:: WHAT THE TASK REQUIRES ::
What is needed here is every line of the records that includes "globe".

====

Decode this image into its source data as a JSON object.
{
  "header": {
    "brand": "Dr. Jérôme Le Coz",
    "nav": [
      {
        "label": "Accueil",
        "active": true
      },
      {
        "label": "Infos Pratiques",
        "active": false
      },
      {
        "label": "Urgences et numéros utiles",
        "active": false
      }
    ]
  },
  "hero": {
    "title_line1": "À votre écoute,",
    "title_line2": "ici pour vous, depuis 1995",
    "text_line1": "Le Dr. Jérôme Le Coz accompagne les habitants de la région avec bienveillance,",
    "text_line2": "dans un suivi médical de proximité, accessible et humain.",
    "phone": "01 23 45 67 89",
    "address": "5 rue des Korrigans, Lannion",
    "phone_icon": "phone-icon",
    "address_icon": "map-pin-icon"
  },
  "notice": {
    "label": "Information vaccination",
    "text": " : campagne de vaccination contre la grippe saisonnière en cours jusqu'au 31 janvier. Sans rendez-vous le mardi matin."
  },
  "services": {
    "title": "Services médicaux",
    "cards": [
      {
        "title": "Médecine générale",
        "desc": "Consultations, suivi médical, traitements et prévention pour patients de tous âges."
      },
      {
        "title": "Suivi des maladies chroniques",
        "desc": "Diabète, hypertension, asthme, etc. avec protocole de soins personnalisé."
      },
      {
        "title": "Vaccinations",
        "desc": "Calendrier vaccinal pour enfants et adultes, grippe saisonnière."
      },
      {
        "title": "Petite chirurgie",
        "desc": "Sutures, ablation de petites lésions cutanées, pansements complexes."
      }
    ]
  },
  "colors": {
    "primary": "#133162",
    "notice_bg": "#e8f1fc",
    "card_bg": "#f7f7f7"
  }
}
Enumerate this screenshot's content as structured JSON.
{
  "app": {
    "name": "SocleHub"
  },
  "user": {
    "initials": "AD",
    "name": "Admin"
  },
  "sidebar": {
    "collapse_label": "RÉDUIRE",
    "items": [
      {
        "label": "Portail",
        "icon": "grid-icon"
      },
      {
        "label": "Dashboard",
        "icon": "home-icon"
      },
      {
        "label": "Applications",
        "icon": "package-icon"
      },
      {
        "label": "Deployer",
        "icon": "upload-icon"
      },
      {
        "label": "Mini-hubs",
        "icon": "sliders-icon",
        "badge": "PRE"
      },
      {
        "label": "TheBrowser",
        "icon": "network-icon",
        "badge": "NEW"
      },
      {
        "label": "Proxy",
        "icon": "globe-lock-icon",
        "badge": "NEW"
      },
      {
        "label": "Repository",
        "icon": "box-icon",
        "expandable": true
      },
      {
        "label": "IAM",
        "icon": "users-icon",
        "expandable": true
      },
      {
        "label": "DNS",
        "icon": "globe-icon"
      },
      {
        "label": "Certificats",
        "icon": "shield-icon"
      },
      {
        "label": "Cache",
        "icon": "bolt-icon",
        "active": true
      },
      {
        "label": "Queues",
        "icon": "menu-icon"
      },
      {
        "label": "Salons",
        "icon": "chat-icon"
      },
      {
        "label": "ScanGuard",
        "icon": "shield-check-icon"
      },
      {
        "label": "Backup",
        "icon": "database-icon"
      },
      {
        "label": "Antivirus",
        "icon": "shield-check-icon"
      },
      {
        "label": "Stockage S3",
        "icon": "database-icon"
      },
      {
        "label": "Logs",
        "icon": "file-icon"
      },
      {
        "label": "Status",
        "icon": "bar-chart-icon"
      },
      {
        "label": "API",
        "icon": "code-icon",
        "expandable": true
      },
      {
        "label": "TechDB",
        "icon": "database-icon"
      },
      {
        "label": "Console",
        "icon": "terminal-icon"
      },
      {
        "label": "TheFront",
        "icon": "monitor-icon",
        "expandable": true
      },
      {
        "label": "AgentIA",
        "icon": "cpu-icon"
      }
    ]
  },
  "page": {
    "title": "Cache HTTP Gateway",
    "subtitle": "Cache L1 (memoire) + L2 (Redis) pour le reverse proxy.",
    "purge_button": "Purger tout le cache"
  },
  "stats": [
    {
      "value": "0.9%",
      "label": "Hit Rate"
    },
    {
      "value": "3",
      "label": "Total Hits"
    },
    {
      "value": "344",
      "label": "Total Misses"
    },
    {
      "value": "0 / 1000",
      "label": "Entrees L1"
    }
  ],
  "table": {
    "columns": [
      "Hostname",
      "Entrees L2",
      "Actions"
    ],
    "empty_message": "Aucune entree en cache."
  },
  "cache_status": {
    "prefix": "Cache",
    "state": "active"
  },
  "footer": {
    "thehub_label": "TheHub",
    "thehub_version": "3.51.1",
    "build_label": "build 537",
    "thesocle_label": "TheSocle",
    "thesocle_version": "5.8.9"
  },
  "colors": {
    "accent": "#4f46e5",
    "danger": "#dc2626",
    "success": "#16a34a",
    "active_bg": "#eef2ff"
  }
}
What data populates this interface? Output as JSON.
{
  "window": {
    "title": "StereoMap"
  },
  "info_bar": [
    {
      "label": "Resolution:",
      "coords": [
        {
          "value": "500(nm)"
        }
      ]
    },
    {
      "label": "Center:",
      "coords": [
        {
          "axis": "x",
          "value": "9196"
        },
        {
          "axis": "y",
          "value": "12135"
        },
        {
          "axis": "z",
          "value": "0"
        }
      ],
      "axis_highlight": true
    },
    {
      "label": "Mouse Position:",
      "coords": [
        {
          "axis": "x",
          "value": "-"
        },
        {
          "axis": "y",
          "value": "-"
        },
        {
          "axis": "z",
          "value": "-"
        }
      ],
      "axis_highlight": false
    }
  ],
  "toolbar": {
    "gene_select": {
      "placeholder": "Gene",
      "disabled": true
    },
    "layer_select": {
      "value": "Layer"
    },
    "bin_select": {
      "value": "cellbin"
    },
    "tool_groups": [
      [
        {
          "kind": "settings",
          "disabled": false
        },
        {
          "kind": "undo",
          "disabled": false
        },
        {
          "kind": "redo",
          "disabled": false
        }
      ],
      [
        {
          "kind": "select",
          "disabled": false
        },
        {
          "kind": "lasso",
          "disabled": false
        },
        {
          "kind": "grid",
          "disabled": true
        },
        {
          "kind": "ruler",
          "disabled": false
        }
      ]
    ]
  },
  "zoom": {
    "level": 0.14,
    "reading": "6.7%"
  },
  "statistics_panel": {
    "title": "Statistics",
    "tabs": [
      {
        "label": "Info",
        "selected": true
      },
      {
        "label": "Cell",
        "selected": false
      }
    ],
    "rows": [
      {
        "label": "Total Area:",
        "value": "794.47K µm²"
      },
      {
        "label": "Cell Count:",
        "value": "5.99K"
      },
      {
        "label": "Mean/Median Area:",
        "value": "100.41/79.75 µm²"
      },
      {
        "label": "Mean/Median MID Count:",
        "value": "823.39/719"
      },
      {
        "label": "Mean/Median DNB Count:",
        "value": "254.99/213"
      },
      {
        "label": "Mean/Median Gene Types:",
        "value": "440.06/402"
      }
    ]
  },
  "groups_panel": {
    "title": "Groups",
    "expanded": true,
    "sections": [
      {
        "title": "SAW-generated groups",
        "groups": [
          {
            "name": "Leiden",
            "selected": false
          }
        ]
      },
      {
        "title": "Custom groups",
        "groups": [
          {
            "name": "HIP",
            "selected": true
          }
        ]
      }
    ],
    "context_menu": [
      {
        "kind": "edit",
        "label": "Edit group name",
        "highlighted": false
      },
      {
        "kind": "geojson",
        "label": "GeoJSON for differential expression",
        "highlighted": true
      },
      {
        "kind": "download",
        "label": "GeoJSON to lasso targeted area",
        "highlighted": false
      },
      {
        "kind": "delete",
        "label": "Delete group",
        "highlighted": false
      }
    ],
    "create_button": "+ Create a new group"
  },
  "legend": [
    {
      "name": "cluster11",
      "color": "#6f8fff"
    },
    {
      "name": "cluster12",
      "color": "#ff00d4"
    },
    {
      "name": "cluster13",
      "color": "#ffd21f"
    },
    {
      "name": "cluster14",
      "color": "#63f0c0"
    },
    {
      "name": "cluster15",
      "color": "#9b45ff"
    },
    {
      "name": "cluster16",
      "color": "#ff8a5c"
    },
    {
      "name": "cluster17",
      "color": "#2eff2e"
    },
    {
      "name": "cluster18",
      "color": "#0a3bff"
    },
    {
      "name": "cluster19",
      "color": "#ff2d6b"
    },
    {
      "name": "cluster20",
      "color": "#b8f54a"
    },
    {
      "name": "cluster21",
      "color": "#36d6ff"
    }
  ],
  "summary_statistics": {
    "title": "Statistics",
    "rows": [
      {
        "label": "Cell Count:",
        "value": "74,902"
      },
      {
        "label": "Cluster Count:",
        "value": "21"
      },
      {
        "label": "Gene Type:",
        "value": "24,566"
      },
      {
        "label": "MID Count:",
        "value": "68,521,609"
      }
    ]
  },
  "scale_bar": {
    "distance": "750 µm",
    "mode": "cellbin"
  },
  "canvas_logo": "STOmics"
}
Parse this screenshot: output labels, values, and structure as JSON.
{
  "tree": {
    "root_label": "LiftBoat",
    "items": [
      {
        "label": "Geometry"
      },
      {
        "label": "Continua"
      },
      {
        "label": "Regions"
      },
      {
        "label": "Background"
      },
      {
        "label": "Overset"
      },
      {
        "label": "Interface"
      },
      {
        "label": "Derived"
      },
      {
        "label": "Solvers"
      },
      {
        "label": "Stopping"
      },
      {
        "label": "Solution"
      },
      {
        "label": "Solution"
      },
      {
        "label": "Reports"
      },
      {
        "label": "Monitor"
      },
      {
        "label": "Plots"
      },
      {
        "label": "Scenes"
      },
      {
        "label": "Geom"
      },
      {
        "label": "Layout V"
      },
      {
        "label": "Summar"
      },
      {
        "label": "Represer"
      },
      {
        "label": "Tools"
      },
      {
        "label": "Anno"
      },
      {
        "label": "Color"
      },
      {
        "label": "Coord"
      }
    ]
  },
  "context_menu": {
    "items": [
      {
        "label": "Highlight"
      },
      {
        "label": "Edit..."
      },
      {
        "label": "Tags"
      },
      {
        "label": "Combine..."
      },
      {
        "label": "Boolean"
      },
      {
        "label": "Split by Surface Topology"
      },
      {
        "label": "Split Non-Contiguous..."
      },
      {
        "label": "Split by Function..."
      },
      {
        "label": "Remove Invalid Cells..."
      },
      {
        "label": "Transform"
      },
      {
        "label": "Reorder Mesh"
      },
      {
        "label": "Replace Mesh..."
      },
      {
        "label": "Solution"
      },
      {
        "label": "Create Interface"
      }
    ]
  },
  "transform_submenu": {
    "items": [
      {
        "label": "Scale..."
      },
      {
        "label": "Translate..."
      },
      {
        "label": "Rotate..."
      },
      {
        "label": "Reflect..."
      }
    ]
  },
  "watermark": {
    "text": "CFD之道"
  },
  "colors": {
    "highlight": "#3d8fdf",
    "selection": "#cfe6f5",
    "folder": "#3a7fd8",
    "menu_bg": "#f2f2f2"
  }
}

====

:: EXERCISE RESPONSE ::
        "icon": "globe-lock-icon",
        "icon": "globe-icon"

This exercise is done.